Raw records:
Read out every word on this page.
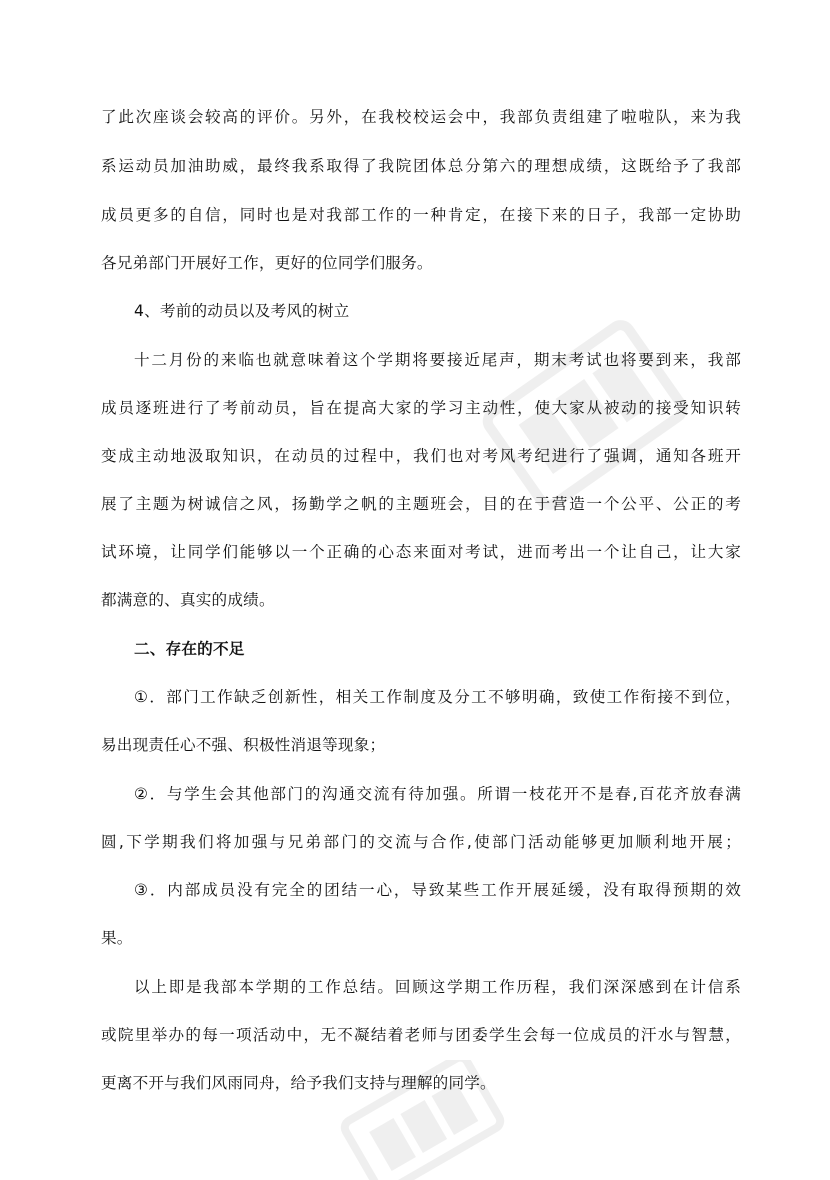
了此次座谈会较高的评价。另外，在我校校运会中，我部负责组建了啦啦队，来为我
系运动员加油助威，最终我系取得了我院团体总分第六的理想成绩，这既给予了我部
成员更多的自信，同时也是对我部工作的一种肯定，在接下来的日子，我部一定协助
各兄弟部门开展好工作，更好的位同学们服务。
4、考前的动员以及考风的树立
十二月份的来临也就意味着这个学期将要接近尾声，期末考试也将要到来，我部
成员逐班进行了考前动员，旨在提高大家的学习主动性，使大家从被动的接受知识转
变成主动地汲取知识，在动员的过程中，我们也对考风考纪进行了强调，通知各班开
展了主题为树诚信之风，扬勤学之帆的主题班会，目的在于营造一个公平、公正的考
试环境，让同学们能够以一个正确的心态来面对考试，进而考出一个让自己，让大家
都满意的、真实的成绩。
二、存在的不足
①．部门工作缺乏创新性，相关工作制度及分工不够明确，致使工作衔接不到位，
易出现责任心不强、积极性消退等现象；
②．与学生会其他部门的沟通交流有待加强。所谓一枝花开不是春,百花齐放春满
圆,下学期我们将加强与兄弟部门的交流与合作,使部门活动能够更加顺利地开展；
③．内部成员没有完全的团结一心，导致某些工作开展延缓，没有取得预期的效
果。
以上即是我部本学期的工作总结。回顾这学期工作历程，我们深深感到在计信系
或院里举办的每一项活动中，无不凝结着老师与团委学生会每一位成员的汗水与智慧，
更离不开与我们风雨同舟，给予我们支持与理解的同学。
---
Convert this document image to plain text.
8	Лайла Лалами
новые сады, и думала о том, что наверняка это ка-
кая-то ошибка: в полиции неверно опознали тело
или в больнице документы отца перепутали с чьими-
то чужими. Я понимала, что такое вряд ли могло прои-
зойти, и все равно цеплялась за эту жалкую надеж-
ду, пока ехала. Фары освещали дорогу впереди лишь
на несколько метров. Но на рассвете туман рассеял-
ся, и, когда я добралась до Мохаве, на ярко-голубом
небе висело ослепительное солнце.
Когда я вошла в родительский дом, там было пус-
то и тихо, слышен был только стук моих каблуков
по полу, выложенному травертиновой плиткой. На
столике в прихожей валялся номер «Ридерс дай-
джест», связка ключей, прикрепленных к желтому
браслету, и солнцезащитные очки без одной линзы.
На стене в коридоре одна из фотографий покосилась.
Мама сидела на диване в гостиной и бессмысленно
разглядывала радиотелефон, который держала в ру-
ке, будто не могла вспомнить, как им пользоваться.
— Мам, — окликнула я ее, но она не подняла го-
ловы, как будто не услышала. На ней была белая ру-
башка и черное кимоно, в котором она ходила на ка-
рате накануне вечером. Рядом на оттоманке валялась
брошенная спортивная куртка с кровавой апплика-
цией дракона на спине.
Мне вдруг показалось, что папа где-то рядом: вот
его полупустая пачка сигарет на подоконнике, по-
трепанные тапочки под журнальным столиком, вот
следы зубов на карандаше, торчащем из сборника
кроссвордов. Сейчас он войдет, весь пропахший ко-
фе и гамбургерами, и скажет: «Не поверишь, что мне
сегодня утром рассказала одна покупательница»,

** STATED PROBLEM **
Pick out every line of the listing containing the word "this", and show those lines.

** ANSWER TO THE EXERCISE **
Read out every word on this page.
Convert this document image to plain text.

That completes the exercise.